◆ Material provided:
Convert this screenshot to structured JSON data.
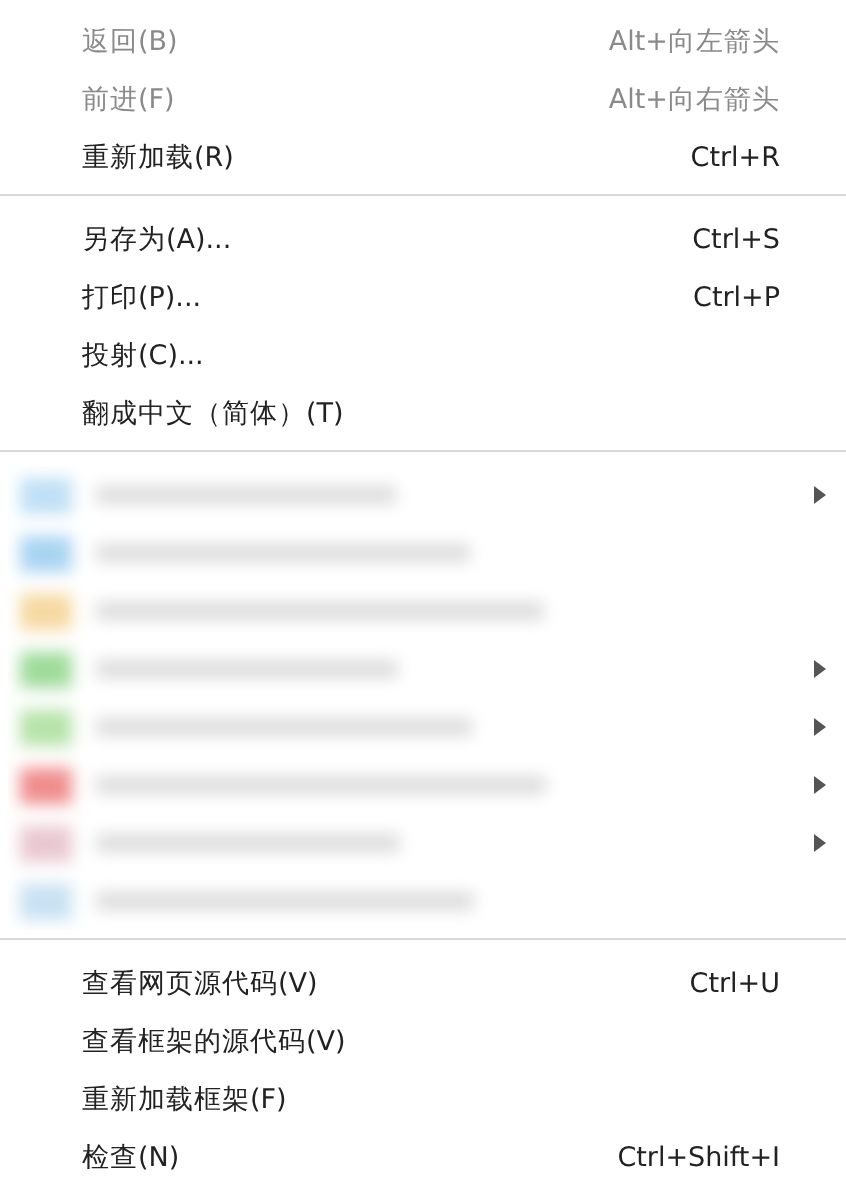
{
  "menu": [
    {
      "kind": "item",
      "label": "返回(B)",
      "shortcut": "Alt+向左箭头",
      "disabled": true
    },
    {
      "kind": "item",
      "label": "前进(F)",
      "shortcut": "Alt+向右箭头",
      "disabled": true
    },
    {
      "kind": "item",
      "label": "重新加载(R)",
      "shortcut": "Ctrl+R",
      "disabled": false
    },
    {
      "kind": "separator"
    },
    {
      "kind": "item",
      "label": "另存为(A)...",
      "shortcut": "Ctrl+S",
      "disabled": false
    },
    {
      "kind": "item",
      "label": "打印(P)...",
      "shortcut": "Ctrl+P",
      "disabled": false
    },
    {
      "kind": "item",
      "label": "投射(C)...",
      "disabled": false
    },
    {
      "kind": "item",
      "label": "翻成中文（简体）(T)",
      "disabled": false
    },
    {
      "kind": "separator"
    },
    {
      "kind": "blurred",
      "rows": [
        {
          "submenu": true
        },
        {
          "submenu": false
        },
        {
          "submenu": false
        },
        {
          "submenu": true
        },
        {
          "submenu": true
        },
        {
          "submenu": true
        },
        {
          "submenu": true
        },
        {
          "submenu": false
        }
      ]
    },
    {
      "kind": "separator"
    },
    {
      "kind": "item",
      "label": "查看网页源代码(V)",
      "shortcut": "Ctrl+U",
      "disabled": false
    },
    {
      "kind": "item",
      "label": "查看框架的源代码(V)",
      "disabled": false
    },
    {
      "kind": "item",
      "label": "重新加载框架(F)",
      "disabled": false
    },
    {
      "kind": "item",
      "label": "检查(N)",
      "shortcut": "Ctrl+Shift+I",
      "disabled": false
    }
  ]
}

◆ Set exercise:
Reply with one number: the count of lines in the entries that include the word "label".

◆ Exercise result:
11